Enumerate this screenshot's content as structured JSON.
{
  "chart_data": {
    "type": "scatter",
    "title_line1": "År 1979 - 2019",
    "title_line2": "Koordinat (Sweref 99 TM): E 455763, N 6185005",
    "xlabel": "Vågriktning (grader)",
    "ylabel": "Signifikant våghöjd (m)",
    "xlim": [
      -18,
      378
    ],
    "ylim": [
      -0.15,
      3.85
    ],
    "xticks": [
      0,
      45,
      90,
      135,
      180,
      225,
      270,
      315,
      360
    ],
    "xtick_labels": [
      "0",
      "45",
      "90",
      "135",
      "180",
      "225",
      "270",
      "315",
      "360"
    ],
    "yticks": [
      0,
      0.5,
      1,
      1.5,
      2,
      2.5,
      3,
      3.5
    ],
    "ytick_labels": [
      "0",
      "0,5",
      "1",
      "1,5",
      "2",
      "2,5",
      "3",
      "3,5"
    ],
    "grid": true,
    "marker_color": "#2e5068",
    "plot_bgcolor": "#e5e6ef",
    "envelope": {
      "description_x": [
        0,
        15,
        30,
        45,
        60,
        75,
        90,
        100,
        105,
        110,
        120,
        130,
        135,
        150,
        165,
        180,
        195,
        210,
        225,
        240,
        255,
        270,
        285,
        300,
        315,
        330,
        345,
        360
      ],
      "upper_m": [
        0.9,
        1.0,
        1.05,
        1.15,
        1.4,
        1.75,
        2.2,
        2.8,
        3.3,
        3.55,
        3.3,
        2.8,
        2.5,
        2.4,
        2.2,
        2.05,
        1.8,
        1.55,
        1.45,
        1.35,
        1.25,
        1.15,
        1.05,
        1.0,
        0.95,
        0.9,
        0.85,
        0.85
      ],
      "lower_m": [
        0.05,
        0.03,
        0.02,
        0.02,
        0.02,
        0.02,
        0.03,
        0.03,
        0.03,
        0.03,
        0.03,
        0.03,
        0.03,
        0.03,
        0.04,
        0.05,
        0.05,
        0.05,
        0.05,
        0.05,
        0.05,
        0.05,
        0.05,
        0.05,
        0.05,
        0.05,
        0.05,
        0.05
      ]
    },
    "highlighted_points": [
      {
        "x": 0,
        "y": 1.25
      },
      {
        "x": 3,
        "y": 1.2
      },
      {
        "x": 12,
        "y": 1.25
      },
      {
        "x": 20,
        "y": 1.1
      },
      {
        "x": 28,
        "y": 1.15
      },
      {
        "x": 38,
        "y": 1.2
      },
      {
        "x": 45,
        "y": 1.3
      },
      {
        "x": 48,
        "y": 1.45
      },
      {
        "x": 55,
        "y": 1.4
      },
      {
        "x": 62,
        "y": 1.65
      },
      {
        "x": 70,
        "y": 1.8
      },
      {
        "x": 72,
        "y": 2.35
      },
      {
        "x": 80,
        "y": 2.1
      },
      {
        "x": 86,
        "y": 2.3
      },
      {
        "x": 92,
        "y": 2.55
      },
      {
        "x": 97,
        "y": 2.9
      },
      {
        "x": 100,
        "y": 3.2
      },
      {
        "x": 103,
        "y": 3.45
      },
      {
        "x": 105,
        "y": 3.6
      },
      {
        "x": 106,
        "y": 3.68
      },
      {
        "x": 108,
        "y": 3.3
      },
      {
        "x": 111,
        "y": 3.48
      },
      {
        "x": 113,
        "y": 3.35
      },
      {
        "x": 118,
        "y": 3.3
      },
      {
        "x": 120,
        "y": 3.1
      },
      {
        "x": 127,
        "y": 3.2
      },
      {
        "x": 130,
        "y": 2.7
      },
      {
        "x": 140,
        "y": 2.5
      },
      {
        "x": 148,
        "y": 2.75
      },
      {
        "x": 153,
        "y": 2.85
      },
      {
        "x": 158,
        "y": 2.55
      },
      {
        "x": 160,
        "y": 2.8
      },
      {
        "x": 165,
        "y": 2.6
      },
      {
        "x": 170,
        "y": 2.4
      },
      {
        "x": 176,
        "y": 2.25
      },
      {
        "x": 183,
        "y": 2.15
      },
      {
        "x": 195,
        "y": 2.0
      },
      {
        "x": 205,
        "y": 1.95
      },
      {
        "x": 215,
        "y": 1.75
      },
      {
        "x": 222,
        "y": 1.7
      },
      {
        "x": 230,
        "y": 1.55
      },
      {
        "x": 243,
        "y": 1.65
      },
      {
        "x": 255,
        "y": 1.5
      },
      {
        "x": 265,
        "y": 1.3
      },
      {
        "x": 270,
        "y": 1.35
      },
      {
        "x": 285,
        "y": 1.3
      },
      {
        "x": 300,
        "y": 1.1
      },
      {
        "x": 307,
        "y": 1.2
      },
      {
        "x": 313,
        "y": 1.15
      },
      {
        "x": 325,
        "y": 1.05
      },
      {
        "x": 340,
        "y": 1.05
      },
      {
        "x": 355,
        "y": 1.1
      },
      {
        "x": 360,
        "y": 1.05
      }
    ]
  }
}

==*==

§ **AIM**: Quote all of the entries verbatim.

§ **EXERCISE OUTPUT**:
Enumerate this screenshot's content as structured JSON.
{
  "chart_data": {
    "type": "scatter",
    "title_line1": "År 1979 - 2019",
    "title_line2": "Koordinat (Sweref 99 TM): E 455763, N 6185005",
    "xlabel": "Vågriktning (grader)",
    "ylabel": "Signifikant våghöjd (m)",
    "xlim": [
      -18,
      378
    ],
    "ylim": [
      -0.15,
      3.85
    ],
    "xticks": [
      0,
      45,
      90,
      135,
      180,
      225,
      270,
      315,
      360
    ],
    "xtick_labels": [
      "0",
      "45",
      "90",
      "135",
      "180",
      "225",
      "270",
      "315",
      "360"
    ],
    "yticks": [
      0,
      0.5,
      1,
      1.5,
      2,
      2.5,
      3,
      3.5
    ],
    "ytick_labels": [
      "0",
      "0,5",
      "1",
      "1,5",
      "2",
      "2,5",
      "3",
      "3,5"
    ],
    "grid": true,
    "marker_color": "#2e5068",
    "plot_bgcolor": "#e5e6ef",
    "envelope": {
      "description_x": [
        0,
        15,
        30,
        45,
        60,
        75,
        90,
        100,
        105,
        110,
        120,
        130,
        135,
        150,
        165,
        180,
        195,
        210,
        225,
        240,
        255,
        270,
        285,
        300,
        315,
        330,
        345,
        360
      ],
      "upper_m": [
        0.9,
        1.0,
        1.05,
        1.15,
        1.4,
        1.75,
        2.2,
        2.8,
        3.3,
        3.55,
        3.3,
        2.8,
        2.5,
        2.4,
        2.2,
        2.05,
        1.8,
        1.55,
        1.45,
        1.35,
        1.25,
        1.15,
        1.05,
        1.0,
        0.95,
        0.9,
        0.85,
        0.85
      ],
      "lower_m": [
        0.05,
        0.03,
        0.02,
        0.02,
        0.02,
        0.02,
        0.03,
        0.03,
        0.03,
        0.03,
        0.03,
        0.03,
        0.03,
        0.03,
        0.04,
        0.05,
        0.05,
        0.05,
        0.05,
        0.05,
        0.05,
        0.05,
        0.05,
        0.05,
        0.05,
        0.05,
        0.05,
        0.05
      ]
    },
    "highlighted_points": [
      {
        "x": 0,
        "y": 1.25
      },
      {
        "x": 3,
        "y": 1.2
      },
      {
        "x": 12,
        "y": 1.25
      },
      {
        "x": 20,
        "y": 1.1
      },
      {
        "x": 28,
        "y": 1.15
      },
      {
        "x": 38,
        "y": 1.2
      },
      {
        "x": 45,
        "y": 1.3
      },
      {
        "x": 48,
        "y": 1.45
      },
      {
        "x": 55,
        "y": 1.4
      },
      {
        "x": 62,
        "y": 1.65
      },
      {
        "x": 70,
        "y": 1.8
      },
      {
        "x": 72,
        "y": 2.35
      },
      {
        "x": 80,
        "y": 2.1
      },
      {
        "x": 86,
        "y": 2.3
      },
      {
        "x": 92,
        "y": 2.55
      },
      {
        "x": 97,
        "y": 2.9
      },
      {
        "x": 100,
        "y": 3.2
      },
      {
        "x": 103,
        "y": 3.45
      },
      {
        "x": 105,
        "y": 3.6
      },
      {
        "x": 106,
        "y": 3.68
      },
      {
        "x": 108,
        "y": 3.3
      },
      {
        "x": 111,
        "y": 3.48
      },
      {
        "x": 113,
        "y": 3.35
      },
      {
        "x": 118,
        "y": 3.3
      },
      {
        "x": 120,
        "y": 3.1
      },
      {
        "x": 127,
        "y": 3.2
      },
      {
        "x": 130,
        "y": 2.7
      },
      {
        "x": 140,
        "y": 2.5
      },
      {
        "x": 148,
        "y": 2.75
      },
      {
        "x": 153,
        "y": 2.85
      },
      {
        "x": 158,
        "y": 2.55
      },
      {
        "x": 160,
        "y": 2.8
      },
      {
        "x": 165,
        "y": 2.6
      },
      {
        "x": 170,
        "y": 2.4
      },
      {
        "x": 176,
        "y": 2.25
      },
      {
        "x": 183,
        "y": 2.15
      },
      {
        "x": 195,
        "y": 2.0
      },
      {
        "x": 205,
        "y": 1.95
      },
      {
        "x": 215,
        "y": 1.75
      },
      {
        "x": 222,
        "y": 1.7
      },
      {
        "x": 230,
        "y": 1.55
      },
      {
        "x": 243,
        "y": 1.65
      },
      {
        "x": 255,
        "y": 1.5
      },
      {
        "x": 265,
        "y": 1.3
      },
      {
        "x": 270,
        "y": 1.35
      },
      {
        "x": 285,
        "y": 1.3
      },
      {
        "x": 300,
        "y": 1.1
      },
      {
        "x": 307,
        "y": 1.2
      },
      {
        "x": 313,
        "y": 1.15
      },
      {
        "x": 325,
        "y": 1.05
      },
      {
        "x": 340,
        "y": 1.05
      },
      {
        "x": 355,
        "y": 1.1
      },
      {
        "x": 360,
        "y": 1.05
      }
    ]
  }
}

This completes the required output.